- **TASK**: Transcribe each record exactly. Include every one.

Dataset items

^^^^^^^^

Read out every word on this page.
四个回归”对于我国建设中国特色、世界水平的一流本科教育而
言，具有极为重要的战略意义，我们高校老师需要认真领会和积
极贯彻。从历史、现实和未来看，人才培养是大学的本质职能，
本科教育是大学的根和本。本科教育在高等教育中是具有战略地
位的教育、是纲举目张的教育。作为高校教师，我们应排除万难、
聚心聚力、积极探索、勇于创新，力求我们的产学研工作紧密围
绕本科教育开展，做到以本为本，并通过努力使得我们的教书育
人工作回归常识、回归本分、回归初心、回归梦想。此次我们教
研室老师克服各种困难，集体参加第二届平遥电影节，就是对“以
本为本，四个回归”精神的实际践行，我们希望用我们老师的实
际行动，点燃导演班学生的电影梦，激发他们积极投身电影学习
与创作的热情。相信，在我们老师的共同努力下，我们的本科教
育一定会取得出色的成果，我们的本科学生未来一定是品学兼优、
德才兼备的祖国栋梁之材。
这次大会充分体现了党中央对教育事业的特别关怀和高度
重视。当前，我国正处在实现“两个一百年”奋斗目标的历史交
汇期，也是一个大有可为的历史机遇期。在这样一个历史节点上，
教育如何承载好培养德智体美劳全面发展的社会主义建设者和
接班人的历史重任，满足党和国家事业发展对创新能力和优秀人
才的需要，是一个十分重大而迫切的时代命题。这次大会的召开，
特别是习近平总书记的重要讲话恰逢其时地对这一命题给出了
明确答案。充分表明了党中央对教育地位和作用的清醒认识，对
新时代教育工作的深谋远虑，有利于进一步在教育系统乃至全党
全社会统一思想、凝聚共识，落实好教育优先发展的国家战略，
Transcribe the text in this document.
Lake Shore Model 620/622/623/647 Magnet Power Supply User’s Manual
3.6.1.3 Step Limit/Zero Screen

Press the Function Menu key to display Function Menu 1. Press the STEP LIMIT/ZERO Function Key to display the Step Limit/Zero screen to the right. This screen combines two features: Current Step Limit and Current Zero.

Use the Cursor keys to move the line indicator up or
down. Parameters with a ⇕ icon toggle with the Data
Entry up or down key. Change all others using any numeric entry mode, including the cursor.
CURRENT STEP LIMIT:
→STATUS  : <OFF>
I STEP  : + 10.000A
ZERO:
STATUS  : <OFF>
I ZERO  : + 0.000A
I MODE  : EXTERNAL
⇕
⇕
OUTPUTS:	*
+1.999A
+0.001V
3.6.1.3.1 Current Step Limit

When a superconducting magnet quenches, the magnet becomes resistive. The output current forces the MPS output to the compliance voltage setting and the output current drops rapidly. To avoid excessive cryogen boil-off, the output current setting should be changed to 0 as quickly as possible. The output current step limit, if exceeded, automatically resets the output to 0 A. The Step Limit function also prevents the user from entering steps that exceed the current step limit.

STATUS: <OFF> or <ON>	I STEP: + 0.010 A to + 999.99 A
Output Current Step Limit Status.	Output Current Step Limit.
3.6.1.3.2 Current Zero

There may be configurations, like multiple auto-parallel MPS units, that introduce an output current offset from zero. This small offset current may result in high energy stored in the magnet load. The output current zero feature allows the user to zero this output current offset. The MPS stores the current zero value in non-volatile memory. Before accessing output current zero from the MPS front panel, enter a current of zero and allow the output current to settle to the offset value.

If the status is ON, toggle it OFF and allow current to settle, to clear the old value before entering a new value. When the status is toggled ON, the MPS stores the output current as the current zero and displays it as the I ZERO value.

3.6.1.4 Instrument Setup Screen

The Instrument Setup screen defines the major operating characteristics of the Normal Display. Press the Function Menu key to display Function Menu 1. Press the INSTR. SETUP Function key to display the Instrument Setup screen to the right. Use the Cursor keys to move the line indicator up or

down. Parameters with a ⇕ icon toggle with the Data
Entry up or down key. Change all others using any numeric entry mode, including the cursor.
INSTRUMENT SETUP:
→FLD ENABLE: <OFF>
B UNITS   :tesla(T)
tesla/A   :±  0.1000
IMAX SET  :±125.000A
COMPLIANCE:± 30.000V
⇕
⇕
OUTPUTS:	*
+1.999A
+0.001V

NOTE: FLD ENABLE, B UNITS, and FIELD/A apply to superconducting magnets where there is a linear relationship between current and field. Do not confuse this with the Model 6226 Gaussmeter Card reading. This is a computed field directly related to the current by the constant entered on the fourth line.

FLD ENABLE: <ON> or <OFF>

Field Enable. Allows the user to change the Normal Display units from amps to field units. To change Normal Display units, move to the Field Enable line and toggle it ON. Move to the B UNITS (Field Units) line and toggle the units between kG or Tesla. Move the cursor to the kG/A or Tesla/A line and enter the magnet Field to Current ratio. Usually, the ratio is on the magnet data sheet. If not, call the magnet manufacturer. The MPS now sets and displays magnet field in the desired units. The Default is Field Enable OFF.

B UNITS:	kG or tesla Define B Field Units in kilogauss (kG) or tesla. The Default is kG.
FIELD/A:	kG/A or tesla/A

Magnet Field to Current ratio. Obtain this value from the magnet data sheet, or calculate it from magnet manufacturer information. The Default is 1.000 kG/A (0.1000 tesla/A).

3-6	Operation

^^^^^^^^

- **CORRECT ANSWER**:
Read out every word on this page.
四个回归”对于我国建设中国特色、世界水平的一流本科教育而
言，具有极为重要的战略意义，我们高校老师需要认真领会和积
极贯彻。从历史、现实和未来看，人才培养是大学的本质职能，
本科教育是大学的根和本。本科教育在高等教育中是具有战略地
位的教育、是纲举目张的教育。作为高校教师，我们应排除万难、
聚心聚力、积极探索、勇于创新，力求我们的产学研工作紧密围
绕本科教育开展，做到以本为本，并通过努力使得我们的教书育
人工作回归常识、回归本分、回归初心、回归梦想。此次我们教
研室老师克服各种困难，集体参加第二届平遥电影节，就是对“以
本为本，四个回归”精神的实际践行，我们希望用我们老师的实
际行动，点燃导演班学生的电影梦，激发他们积极投身电影学习
与创作的热情。相信，在我们老师的共同努力下，我们的本科教
育一定会取得出色的成果，我们的本科学生未来一定是品学兼优、
德才兼备的祖国栋梁之材。
这次大会充分体现了党中央对教育事业的特别关怀和高度
重视。当前，我国正处在实现“两个一百年”奋斗目标的历史交
汇期，也是一个大有可为的历史机遇期。在这样一个历史节点上，
教育如何承载好培养德智体美劳全面发展的社会主义建设者和
接班人的历史重任，满足党和国家事业发展对创新能力和优秀人
才的需要，是一个十分重大而迫切的时代命题。这次大会的召开，
特别是习近平总书记的重要讲话恰逢其时地对这一命题给出了
明确答案。充分表明了党中央对教育地位和作用的清醒认识，对
新时代教育工作的深谋远虑，有利于进一步在教育系统乃至全党
全社会统一思想、凝聚共识，落实好教育优先发展的国家战略，
Transcribe the text in this document.
Lake Shore Model 620/622/623/647 Magnet Power Supply User’s Manual
3.6.1.3 Step Limit/Zero Screen

Press the Function Menu key to display Function Menu 1. Press the STEP LIMIT/ZERO Function Key to display the Step Limit/Zero screen to the right. This screen combines two features: Current Step Limit and Current Zero.

Use the Cursor keys to move the line indicator up or
down. Parameters with a ⇕ icon toggle with the Data
Entry up or down key. Change all others using any numeric entry mode, including the cursor.
CURRENT STEP LIMIT:
→STATUS  : <OFF>
I STEP  : + 10.000A
ZERO:
STATUS  : <OFF>
I ZERO  : + 0.000A
I MODE  : EXTERNAL
⇕
⇕
OUTPUTS:	*
+1.999A
+0.001V
3.6.1.3.1 Current Step Limit

When a superconducting magnet quenches, the magnet becomes resistive. The output current forces the MPS output to the compliance voltage setting and the output current drops rapidly. To avoid excessive cryogen boil-off, the output current setting should be changed to 0 as quickly as possible. The output current step limit, if exceeded, automatically resets the output to 0 A. The Step Limit function also prevents the user from entering steps that exceed the current step limit.

STATUS: <OFF> or <ON>	I STEP: + 0.010 A to + 999.99 A
Output Current Step Limit Status.	Output Current Step Limit.
3.6.1.3.2 Current Zero

There may be configurations, like multiple auto-parallel MPS units, that introduce an output current offset from zero. This small offset current may result in high energy stored in the magnet load. The output current zero feature allows the user to zero this output current offset. The MPS stores the current zero value in non-volatile memory. Before accessing output current zero from the MPS front panel, enter a current of zero and allow the output current to settle to the offset value.

If the status is ON, toggle it OFF and allow current to settle, to clear the old value before entering a new value. When the status is toggled ON, the MPS stores the output current as the current zero and displays it as the I ZERO value.

3.6.1.4 Instrument Setup Screen

The Instrument Setup screen defines the major operating characteristics of the Normal Display. Press the Function Menu key to display Function Menu 1. Press the INSTR. SETUP Function key to display the Instrument Setup screen to the right. Use the Cursor keys to move the line indicator up or

down. Parameters with a ⇕ icon toggle with the Data
Entry up or down key. Change all others using any numeric entry mode, including the cursor.
INSTRUMENT SETUP:
→FLD ENABLE: <OFF>
B UNITS   :tesla(T)
tesla/A   :±  0.1000
IMAX SET  :±125.000A
COMPLIANCE:± 30.000V
⇕
⇕
OUTPUTS:	*
+1.999A
+0.001V

NOTE: FLD ENABLE, B UNITS, and FIELD/A apply to superconducting magnets where there is a linear relationship between current and field. Do not confuse this with the Model 6226 Gaussmeter Card reading. This is a computed field directly related to the current by the constant entered on the fourth line.

FLD ENABLE: <ON> or <OFF>

Field Enable. Allows the user to change the Normal Display units from amps to field units. To change Normal Display units, move to the Field Enable line and toggle it ON. Move to the B UNITS (Field Units) line and toggle the units between kG or Tesla. Move the cursor to the kG/A or Tesla/A line and enter the magnet Field to Current ratio. Usually, the ratio is on the magnet data sheet. If not, call the magnet manufacturer. The MPS now sets and displays magnet field in the desired units. The Default is Field Enable OFF.

B UNITS:	kG or tesla Define B Field Units in kilogauss (kG) or tesla. The Default is kG.
FIELD/A:	kG/A or tesla/A

Magnet Field to Current ratio. Obtain this value from the magnet data sheet, or calculate it from magnet manufacturer information. The Default is 1.000 kG/A (0.1000 tesla/A).

3-6	Operation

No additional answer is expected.